Every line with the string "object" should be gathered.

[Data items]
::::

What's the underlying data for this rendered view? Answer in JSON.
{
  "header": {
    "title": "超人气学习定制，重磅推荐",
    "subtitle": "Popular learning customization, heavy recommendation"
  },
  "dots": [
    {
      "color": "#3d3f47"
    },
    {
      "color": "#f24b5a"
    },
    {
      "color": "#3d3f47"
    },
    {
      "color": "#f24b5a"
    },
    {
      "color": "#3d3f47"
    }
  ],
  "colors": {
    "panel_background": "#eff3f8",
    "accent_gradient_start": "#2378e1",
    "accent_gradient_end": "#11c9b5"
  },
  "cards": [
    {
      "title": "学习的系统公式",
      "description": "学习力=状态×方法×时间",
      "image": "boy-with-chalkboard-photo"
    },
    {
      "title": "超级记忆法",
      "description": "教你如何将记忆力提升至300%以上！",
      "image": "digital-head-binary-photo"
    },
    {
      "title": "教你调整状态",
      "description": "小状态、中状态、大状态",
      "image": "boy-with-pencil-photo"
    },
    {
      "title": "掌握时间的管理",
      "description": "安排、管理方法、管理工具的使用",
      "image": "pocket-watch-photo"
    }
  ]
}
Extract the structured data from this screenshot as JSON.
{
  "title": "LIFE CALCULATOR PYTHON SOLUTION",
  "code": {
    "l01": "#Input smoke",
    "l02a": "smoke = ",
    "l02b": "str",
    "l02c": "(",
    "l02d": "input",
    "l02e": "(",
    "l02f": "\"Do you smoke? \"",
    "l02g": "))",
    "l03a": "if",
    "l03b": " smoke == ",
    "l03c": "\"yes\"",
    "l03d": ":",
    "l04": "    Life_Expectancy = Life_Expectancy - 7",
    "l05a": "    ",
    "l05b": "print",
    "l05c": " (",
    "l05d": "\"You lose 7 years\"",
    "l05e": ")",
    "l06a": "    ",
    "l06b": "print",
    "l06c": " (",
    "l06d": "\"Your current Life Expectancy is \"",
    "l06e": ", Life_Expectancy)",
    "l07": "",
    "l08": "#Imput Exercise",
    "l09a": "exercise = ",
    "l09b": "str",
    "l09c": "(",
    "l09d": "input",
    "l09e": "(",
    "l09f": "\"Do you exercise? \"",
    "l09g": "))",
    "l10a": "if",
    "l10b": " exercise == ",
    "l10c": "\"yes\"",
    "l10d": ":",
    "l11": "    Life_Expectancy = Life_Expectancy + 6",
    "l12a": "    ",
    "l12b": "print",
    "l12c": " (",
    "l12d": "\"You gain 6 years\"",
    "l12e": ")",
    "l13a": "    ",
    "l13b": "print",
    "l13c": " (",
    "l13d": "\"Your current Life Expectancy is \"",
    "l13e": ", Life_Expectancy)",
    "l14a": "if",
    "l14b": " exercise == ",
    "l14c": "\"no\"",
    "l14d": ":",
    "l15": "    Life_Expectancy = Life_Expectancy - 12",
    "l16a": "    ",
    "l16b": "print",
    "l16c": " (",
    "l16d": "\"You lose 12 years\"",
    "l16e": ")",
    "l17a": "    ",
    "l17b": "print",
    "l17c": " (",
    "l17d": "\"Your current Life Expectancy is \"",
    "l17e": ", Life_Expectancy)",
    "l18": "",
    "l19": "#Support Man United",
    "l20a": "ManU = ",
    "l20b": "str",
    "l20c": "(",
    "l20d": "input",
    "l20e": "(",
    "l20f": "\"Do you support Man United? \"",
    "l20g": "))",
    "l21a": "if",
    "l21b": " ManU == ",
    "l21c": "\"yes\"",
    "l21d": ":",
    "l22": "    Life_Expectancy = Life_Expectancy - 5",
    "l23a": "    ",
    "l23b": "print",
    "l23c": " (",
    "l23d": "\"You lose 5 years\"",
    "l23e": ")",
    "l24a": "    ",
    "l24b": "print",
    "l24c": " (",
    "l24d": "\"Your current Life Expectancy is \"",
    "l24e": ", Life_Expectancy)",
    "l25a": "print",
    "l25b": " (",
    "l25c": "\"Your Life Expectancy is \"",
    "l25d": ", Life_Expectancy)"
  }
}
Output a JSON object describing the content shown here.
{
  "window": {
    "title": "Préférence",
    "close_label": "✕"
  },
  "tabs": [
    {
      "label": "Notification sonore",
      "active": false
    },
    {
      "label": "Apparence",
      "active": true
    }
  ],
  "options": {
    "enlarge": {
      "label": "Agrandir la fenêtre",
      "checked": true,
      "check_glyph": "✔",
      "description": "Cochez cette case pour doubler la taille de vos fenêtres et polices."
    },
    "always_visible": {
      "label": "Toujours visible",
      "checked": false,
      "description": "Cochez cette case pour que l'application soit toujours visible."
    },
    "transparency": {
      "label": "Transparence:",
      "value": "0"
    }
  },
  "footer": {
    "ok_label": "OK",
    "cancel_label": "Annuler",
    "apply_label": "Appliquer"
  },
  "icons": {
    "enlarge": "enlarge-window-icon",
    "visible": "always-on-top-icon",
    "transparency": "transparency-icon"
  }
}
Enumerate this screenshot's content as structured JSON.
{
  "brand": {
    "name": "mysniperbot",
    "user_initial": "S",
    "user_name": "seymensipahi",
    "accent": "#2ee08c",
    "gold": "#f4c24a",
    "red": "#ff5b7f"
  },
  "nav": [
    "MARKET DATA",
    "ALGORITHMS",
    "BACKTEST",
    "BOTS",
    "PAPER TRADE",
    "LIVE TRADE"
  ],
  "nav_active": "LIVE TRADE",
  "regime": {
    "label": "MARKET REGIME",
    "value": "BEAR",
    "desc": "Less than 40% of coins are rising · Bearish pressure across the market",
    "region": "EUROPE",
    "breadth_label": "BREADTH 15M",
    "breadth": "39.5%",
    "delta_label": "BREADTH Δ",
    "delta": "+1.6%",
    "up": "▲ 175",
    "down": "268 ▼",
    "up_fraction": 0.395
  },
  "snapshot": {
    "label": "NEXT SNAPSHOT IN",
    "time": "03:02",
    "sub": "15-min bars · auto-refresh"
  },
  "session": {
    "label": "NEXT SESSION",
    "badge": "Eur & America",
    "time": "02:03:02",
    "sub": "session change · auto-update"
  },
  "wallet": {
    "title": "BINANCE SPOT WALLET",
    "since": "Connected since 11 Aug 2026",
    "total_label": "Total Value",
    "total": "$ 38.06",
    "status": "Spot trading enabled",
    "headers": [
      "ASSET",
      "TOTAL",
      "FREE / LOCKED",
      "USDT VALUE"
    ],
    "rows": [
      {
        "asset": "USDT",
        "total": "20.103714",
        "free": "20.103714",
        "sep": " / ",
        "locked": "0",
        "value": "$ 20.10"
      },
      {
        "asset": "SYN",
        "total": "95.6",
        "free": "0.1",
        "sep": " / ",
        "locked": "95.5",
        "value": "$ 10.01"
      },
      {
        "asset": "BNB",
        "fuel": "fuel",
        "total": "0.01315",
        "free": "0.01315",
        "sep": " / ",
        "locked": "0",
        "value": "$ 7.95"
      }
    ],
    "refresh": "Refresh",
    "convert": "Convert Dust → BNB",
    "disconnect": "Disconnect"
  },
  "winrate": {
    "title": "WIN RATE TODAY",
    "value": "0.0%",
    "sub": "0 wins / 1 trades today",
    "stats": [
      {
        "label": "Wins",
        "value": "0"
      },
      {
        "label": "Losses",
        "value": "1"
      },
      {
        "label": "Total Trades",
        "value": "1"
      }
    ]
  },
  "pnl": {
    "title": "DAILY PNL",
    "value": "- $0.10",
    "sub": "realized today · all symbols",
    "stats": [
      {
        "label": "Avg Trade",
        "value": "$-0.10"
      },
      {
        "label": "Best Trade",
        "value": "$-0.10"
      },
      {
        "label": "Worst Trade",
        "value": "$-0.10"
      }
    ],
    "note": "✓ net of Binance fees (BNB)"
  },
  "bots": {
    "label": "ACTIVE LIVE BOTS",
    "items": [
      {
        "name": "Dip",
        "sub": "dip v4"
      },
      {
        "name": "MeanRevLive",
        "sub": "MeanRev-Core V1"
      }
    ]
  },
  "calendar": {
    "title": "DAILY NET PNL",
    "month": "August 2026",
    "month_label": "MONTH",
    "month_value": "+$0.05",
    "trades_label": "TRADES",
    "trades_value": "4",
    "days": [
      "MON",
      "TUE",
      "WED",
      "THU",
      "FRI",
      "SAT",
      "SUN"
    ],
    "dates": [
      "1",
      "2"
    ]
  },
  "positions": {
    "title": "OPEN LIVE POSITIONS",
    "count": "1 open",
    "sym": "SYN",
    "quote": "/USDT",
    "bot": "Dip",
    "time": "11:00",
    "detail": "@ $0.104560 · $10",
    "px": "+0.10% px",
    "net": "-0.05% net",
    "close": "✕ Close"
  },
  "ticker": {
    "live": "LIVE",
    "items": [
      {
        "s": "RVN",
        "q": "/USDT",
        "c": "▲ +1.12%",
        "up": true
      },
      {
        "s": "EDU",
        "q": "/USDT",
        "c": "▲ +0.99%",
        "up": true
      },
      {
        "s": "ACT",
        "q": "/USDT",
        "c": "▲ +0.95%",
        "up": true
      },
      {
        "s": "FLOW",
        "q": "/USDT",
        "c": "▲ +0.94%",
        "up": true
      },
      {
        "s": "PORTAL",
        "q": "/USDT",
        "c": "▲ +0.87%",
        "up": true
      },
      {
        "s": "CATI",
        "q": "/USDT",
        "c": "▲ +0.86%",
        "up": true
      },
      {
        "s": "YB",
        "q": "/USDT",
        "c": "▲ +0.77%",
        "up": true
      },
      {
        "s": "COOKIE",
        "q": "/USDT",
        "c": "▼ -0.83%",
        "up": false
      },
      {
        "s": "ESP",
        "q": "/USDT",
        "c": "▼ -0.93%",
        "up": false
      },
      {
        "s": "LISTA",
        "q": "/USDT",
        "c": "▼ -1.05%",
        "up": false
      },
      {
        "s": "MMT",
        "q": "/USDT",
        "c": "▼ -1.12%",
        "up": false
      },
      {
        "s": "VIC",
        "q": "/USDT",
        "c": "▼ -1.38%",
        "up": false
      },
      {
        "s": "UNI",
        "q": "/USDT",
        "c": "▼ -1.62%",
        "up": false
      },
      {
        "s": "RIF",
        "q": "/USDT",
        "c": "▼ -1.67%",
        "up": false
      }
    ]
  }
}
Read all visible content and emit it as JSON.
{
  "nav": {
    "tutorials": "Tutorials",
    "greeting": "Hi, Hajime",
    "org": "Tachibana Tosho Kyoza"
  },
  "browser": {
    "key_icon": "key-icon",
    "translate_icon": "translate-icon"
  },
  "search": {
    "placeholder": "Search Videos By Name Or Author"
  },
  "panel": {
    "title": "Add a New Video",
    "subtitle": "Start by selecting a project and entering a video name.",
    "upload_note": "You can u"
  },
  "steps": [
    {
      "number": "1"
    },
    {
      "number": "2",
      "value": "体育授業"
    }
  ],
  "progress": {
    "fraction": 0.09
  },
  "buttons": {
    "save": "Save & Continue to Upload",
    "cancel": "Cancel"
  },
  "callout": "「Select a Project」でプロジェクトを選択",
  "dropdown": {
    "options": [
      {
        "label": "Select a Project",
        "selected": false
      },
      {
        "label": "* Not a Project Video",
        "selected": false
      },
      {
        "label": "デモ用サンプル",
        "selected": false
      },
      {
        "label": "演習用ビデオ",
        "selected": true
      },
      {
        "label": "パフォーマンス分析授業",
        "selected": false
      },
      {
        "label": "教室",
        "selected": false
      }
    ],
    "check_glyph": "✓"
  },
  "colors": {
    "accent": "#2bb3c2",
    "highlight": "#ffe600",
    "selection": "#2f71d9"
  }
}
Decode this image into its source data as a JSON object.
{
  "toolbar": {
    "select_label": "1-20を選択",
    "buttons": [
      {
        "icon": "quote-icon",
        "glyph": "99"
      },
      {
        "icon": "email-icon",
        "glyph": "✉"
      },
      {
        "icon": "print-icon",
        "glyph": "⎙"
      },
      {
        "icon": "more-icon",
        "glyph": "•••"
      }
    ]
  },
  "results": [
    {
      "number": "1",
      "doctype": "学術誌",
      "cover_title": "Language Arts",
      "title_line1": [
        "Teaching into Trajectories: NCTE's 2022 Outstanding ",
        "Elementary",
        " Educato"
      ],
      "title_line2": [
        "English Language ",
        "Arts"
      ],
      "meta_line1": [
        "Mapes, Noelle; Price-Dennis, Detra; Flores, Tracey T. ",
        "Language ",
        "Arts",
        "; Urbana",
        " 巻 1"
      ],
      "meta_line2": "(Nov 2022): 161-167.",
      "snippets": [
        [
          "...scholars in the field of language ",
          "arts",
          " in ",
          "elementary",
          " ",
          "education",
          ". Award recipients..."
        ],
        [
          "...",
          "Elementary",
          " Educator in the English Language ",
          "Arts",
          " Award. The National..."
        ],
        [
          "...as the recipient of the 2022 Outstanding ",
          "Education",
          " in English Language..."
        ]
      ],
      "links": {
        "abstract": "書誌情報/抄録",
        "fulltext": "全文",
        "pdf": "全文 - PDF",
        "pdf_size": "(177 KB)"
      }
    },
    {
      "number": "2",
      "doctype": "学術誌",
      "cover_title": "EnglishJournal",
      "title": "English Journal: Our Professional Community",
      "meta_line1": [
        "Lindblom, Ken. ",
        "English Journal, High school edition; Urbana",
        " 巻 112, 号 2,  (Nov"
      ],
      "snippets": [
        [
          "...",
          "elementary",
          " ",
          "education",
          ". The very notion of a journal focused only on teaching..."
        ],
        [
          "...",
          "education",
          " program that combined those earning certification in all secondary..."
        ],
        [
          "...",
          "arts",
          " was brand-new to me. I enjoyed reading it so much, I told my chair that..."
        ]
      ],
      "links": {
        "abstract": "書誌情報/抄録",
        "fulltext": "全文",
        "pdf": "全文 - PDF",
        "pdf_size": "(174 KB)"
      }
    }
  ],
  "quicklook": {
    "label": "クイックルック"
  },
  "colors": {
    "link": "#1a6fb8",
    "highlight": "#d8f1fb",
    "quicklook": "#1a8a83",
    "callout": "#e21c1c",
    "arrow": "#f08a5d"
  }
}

::::

● Problem solution
Output a JSON object describing the content shown here.
Decode this image into its source data as a JSON object.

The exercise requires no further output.